TASK REQUIREMENTS: Search the listing for "товаров" and copy every line where it appears.

(Stored records)
++++++++
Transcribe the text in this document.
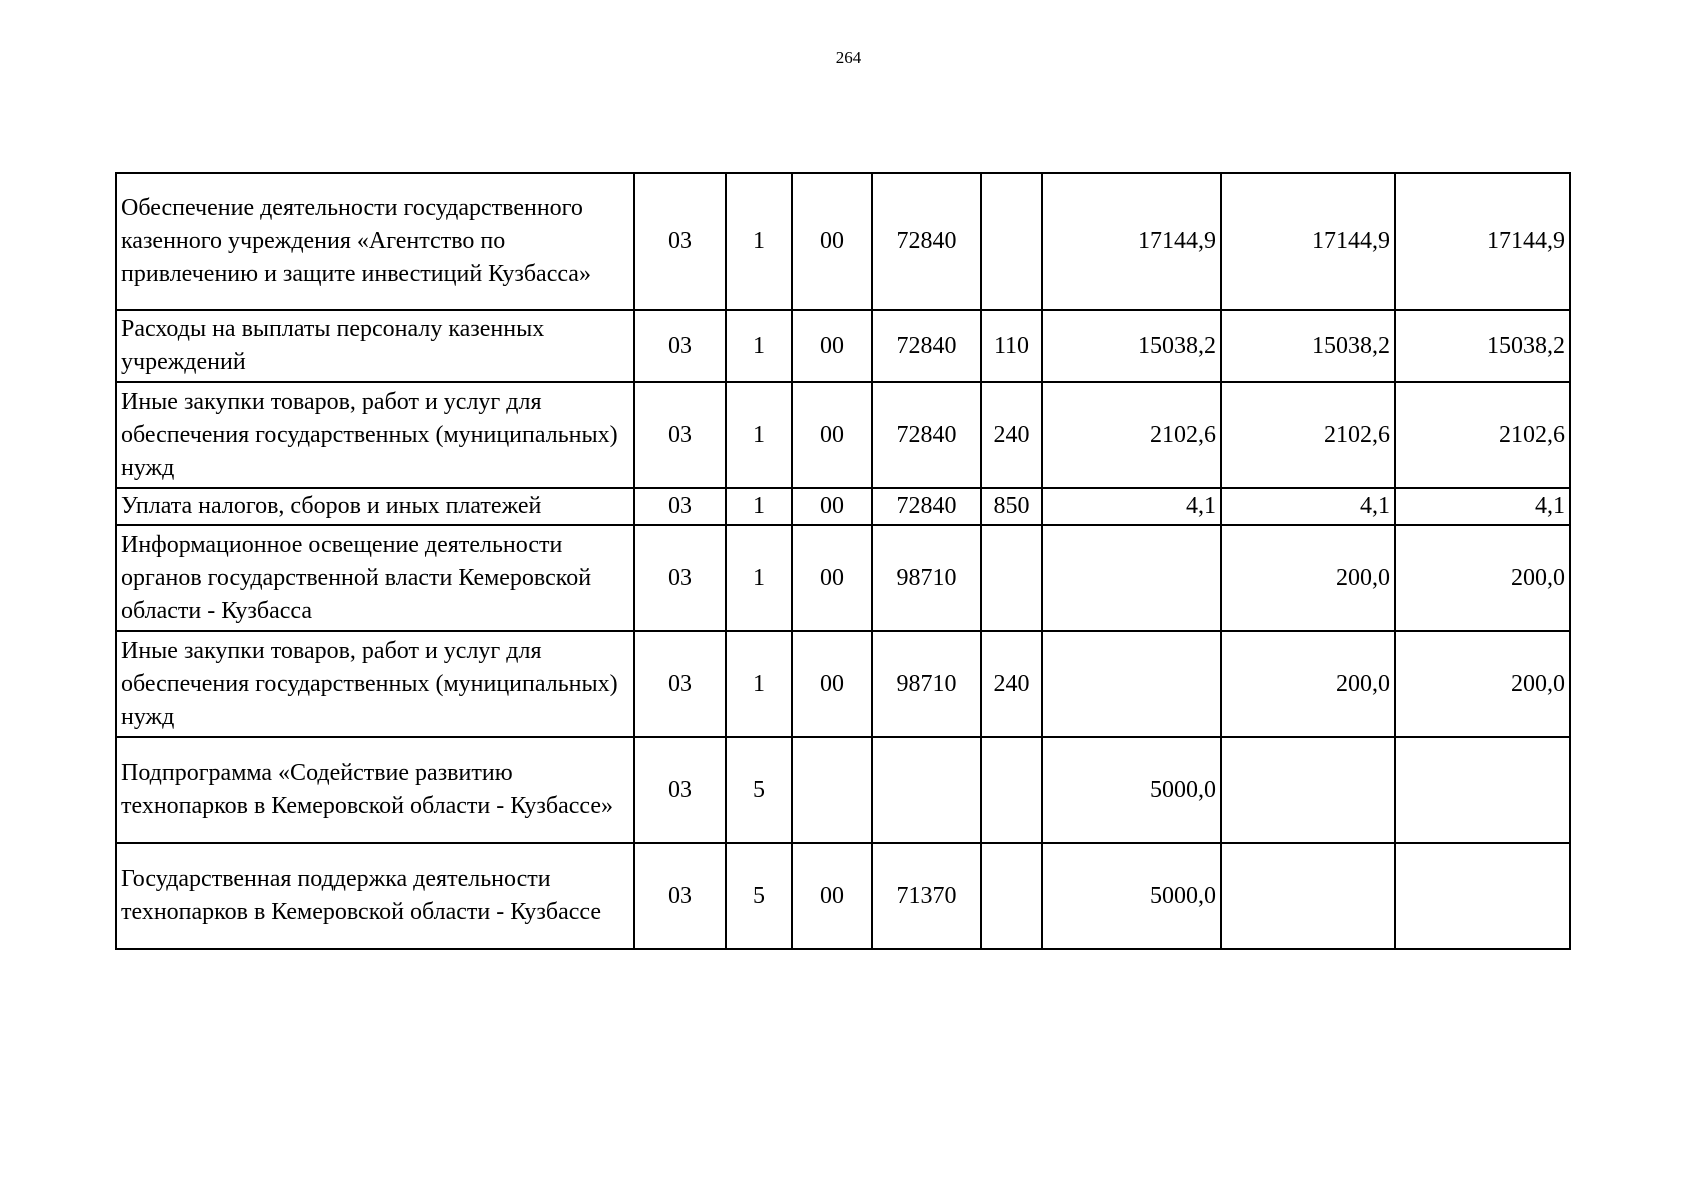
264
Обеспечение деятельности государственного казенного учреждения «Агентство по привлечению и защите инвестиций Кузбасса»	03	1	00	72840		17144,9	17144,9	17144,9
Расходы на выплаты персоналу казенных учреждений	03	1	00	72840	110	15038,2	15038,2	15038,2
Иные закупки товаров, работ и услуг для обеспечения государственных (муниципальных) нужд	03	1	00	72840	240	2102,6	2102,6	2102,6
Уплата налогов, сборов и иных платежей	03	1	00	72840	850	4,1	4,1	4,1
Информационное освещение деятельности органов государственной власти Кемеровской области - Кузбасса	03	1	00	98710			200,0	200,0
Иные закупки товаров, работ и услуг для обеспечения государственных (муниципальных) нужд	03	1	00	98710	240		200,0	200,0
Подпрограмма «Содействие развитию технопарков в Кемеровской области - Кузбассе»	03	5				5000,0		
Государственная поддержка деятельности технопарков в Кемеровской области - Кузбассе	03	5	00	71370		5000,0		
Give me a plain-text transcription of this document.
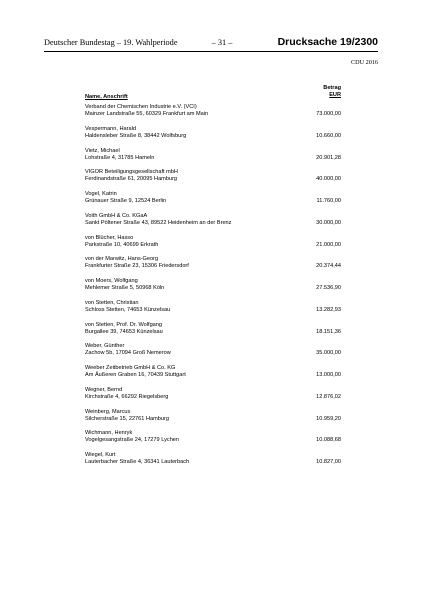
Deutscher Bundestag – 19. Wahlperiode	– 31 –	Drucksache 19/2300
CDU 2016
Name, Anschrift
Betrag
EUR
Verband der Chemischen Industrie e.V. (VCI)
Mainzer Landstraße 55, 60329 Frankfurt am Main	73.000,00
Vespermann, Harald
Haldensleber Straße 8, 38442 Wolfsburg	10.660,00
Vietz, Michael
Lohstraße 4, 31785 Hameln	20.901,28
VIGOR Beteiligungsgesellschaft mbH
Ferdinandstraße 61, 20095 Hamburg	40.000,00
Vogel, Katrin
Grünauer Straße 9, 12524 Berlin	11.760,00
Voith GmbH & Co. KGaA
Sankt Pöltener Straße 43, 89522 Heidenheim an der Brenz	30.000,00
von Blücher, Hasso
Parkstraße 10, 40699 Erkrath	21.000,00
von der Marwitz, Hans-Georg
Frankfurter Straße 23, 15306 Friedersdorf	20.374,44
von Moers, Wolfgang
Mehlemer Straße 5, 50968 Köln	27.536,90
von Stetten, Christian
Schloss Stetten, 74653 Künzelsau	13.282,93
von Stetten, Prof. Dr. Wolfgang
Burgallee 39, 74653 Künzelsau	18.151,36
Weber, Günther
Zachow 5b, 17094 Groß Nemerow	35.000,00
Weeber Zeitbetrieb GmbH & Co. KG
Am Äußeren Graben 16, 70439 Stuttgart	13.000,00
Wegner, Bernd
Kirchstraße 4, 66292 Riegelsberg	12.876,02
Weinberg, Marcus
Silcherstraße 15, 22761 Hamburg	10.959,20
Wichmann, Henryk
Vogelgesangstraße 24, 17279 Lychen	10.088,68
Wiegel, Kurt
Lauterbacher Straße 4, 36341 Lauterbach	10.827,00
++++++++
FULL ANSWER:
Иные закупки товаров, работ и услуг для обеспечения государственных (муниципальных) нужд	03	1	00	72840	240	2102,6	2102,6	2102,6
Иные закупки товаров, работ и услуг для обеспечения государственных (муниципальных) нужд	03	1	00	98710	240		200,0	200,0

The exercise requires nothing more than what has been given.